DATA ENTRIES ▸
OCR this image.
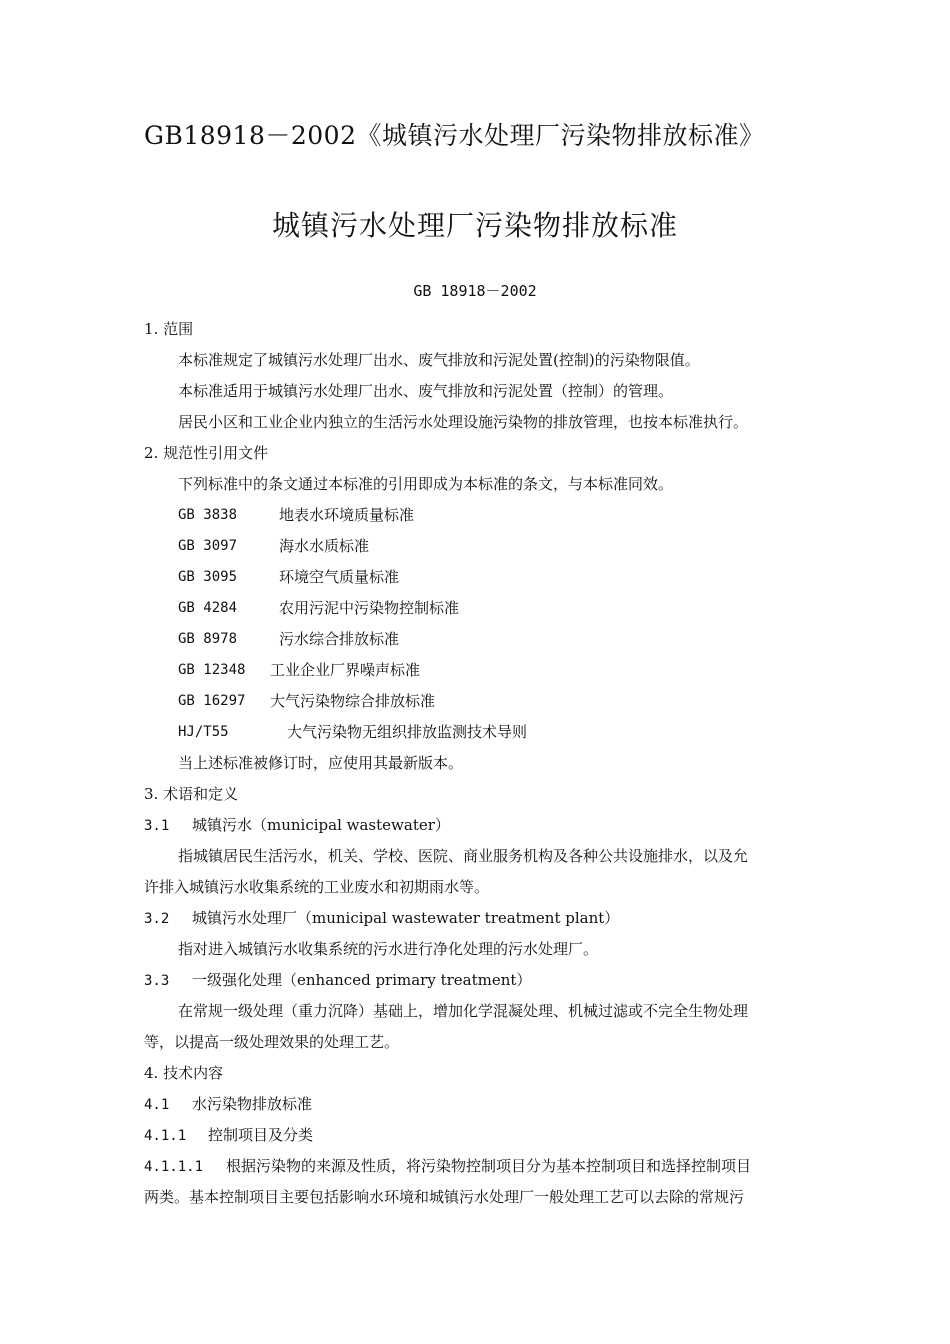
GB18918－2002《城镇污水处理厂污染物排放标准》
城镇污水处理厂污染物排放标准
GB 18918－2002
1. 范围
本标准规定了城镇污水处理厂出水、废气排放和污泥处置(控制)的污染物限值。
本标准适用于城镇污水处理厂出水、废气排放和污泥处置（控制）的管理。
居民小区和工业企业内独立的生活污水处理设施污染物的排放管理，也按本标准执行。
2. 规范性引用文件
下列标准中的条文通过本标准的引用即成为本标准的条文，与本标准同效。
GB 3838	地表水环境质量标准
GB 3097	海水水质标准
GB 3095	环境空气质量标准
GB 4284	农用污泥中污染物控制标准
GB 8978	污水综合排放标准
GB 12348	工业企业厂界噪声标准
GB 16297	大气污染物综合排放标准
HJ/T55	大气污染物无组织排放监测技术导则
当上述标准被修订时，应使用其最新版本。
3. 术语和定义
3.1 城镇污水（municipal wastewater）
指城镇居民生活污水，机关、学校、医院、商业服务机构及各种公共设施排水，以及允
许排入城镇污水收集系统的工业废水和初期雨水等。
3.2 城镇污水处理厂（municipal wastewater treatment plant）
指对进入城镇污水收集系统的污水进行净化处理的污水处理厂。
3.3 一级强化处理（enhanced primary treatment）
在常规一级处理（重力沉降）基础上，增加化学混凝处理、机械过滤或不完全生物处理
等，以提高一级处理效果的处理工艺。
4. 技术内容
4.1 水污染物排放标准
4.1.1 控制项目及分类
4.1.1.1 根据污染物的来源及性质，将污染物控制项目分为基本控制项目和选择控制项目
两类。基本控制项目主要包括影响水环境和城镇污水处理厂一般处理工艺可以去除的常规污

THE REQUEST ▸ Copy out every line in the listing where the word "城镇污水处理厂污染物排放标准" appears.

THE REPLY ▸
GB18918－2002《城镇污水处理厂污染物排放标准》
城镇污水处理厂污染物排放标准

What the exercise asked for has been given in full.